### Text excerpt
1. The Pentagon needs $80 billion to cover costs from the Iran war as well as other non-war-related bills, Deputy Defense Secretary Stephen Feinberg told lawmakers in phone calls this week, according to people familiar with the discussions. Lawmakers have been pressing the Trump administration to provide a comprehensive price tag for the war, which started Feb. 28. Among lawmakers’ concerns is that the military depleted valuable munitions that might be needed to confront threats elsewhere around the world. Pentagon leaders have said they could start running out of money for operations this summer unless Congress passes a new wartime spending bill, warning that the services will have to cut back on training exercises and other priorities because of the war in Iran and troop deployments along the U.S. southern border. (Source: wsj.com)
2. Deadly fighting between Israel and Hezbollah in Lebanon has derailed scheduled peace talks between the US and Iran after President Trump warned Israel against escalating the war with the Shia militia. Iran pulled out of the talks in Switzerland on Thursday, citing the ongoing Israeli operation in Lebanon as violating the agreement it signed with US this week to end the regional war on all fronts. In response, JD Vance, the US vice-president, postponed traveling to Switzerland as the Swiss foreign ministry said that it would not host the talks as scheduled. (Source: thetimes.com)
3. Institute for the Study of War:
Islamic Revolutionary Guards Corps-affiliated media has made Iranian implementation of the US-Iran agreement, particularly provisions concerning the Strait of Hormuz, contingent on an end to Israeli operations against Hezbollah in Lebanon. Iran is likely connecting these two clauses to compel the United States to pressure Israel to cease operations in Lebanon. The Israel Defense Forces has continued operations against Hezbollah in southern Lebanon, despite Iranian insistence that Israel must halt its campaign in Lebanon as part of the MoU. Hezbollah seriously affects northern Israeli security, and its attacks have displaced Israeli citizens there. Israel is not a signatory to the MoU, even though the signatories added language that implied that Israel and Hezbollah were signatories. (Source: understandingwar.org)

### Collected data
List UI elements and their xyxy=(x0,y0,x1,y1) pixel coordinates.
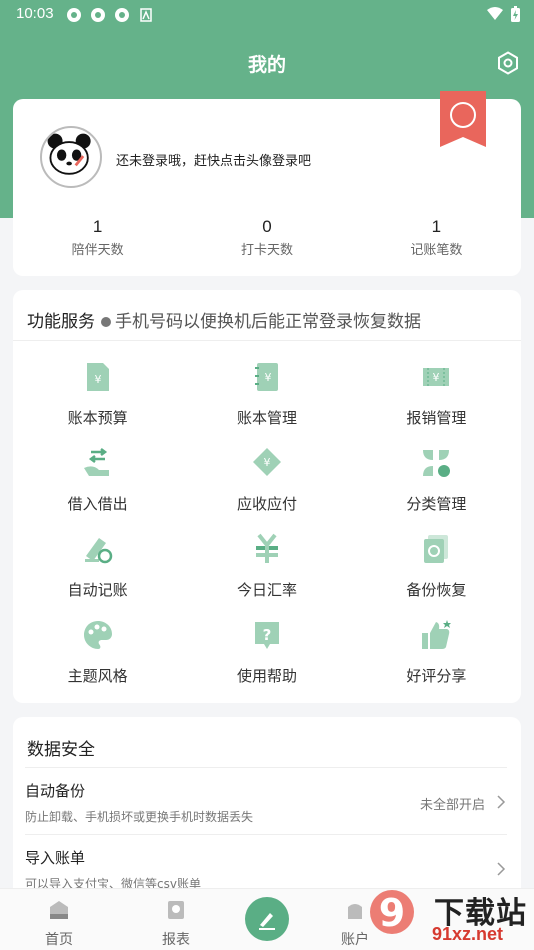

### What is being asked
In the news excerpt, who postponed traveling to Switzerland after Iran pulled out of the talks?

### Answer to this problem
JD Vance, the US vice-president.